**MATERIAL SHOWN**.
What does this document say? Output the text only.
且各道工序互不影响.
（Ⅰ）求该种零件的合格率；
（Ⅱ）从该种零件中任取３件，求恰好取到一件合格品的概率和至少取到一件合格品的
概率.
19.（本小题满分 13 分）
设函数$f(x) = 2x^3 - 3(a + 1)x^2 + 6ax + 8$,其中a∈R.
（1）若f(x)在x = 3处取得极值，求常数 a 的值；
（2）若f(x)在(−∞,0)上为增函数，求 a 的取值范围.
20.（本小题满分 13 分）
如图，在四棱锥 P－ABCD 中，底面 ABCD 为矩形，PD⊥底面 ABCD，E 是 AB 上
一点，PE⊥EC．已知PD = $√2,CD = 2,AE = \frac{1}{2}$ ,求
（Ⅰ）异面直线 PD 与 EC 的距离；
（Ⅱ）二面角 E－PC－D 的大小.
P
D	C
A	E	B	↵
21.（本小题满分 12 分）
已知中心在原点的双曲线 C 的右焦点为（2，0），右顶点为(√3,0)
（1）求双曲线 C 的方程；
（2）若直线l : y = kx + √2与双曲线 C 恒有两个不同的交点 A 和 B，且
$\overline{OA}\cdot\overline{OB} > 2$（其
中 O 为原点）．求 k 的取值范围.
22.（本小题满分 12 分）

**WORK REQUIRED**.
Pull out and copy each line containing the string "的取值范围".

**ANSWER TO THE EXERCISE**.
（2）若f(x)在(−∞,0)上为增函数，求 a 的取值范围.
中 O 为原点）．求 k 的取值范围.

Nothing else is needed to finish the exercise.